§ **Given request**
Each line that holds the word "инвестиционного" is to be identified and copied.
══════════════════════════════
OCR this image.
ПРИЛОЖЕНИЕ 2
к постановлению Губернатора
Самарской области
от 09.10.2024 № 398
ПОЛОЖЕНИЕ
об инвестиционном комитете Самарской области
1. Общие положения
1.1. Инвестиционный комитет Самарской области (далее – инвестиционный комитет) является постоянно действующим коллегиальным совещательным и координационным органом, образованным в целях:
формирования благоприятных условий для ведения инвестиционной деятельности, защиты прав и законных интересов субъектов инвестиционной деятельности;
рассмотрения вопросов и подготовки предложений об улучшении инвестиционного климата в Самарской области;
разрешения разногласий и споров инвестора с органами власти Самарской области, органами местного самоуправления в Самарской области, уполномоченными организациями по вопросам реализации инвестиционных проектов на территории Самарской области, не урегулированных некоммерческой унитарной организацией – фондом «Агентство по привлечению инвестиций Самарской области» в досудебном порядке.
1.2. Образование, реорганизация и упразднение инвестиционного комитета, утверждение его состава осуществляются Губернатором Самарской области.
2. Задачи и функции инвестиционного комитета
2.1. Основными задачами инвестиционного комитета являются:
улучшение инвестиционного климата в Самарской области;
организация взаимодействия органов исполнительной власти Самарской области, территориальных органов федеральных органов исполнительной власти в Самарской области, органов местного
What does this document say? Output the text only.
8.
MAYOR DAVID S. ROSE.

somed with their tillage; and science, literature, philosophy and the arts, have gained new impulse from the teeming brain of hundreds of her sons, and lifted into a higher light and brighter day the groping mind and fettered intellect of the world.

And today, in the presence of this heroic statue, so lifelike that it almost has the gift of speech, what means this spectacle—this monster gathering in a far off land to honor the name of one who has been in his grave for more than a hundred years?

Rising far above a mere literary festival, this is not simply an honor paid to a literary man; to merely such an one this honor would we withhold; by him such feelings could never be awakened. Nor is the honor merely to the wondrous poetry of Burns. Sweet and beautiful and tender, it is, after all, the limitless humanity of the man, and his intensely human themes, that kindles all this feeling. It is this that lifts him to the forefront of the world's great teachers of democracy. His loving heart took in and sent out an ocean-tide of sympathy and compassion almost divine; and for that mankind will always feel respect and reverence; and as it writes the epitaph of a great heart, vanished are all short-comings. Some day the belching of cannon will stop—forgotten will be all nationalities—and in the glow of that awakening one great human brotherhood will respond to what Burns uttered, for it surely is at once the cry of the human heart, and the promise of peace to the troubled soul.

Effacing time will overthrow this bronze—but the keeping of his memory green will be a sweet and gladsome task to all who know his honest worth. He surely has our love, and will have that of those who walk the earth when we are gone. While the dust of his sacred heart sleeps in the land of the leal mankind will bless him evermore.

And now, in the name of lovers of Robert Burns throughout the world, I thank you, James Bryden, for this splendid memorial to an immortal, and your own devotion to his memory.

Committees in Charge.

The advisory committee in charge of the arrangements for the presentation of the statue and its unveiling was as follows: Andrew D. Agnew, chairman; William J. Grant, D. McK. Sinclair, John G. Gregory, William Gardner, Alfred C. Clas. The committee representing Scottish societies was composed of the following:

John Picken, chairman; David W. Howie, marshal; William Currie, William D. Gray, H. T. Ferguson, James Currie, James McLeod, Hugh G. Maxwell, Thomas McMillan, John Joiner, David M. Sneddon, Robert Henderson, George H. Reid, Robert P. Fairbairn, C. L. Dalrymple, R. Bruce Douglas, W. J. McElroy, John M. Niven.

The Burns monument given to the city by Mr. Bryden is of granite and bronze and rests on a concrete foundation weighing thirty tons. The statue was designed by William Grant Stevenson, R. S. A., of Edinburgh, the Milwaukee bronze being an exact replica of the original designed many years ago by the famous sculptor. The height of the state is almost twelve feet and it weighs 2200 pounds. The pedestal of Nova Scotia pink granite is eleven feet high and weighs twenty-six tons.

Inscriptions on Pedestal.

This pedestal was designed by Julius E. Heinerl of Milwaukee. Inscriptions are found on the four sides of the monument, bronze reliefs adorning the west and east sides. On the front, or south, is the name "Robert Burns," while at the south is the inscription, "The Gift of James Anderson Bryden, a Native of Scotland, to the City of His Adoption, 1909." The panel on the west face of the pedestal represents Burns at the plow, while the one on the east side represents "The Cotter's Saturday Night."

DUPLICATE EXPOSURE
══════════════════════════════
§ **Correct answer**
рассмотрения вопросов и подготовки предложений об улучшении инвестиционного климата в Самарской области;
1.2. Образование, реорганизация и упразднение инвестиционного комитета, утверждение его состава осуществляются Губернатором Самарской области.
2. Задачи и функции инвестиционного комитета
2.1. Основными задачами инвестиционного комитета являются:
улучшение инвестиционного климата в Самарской области;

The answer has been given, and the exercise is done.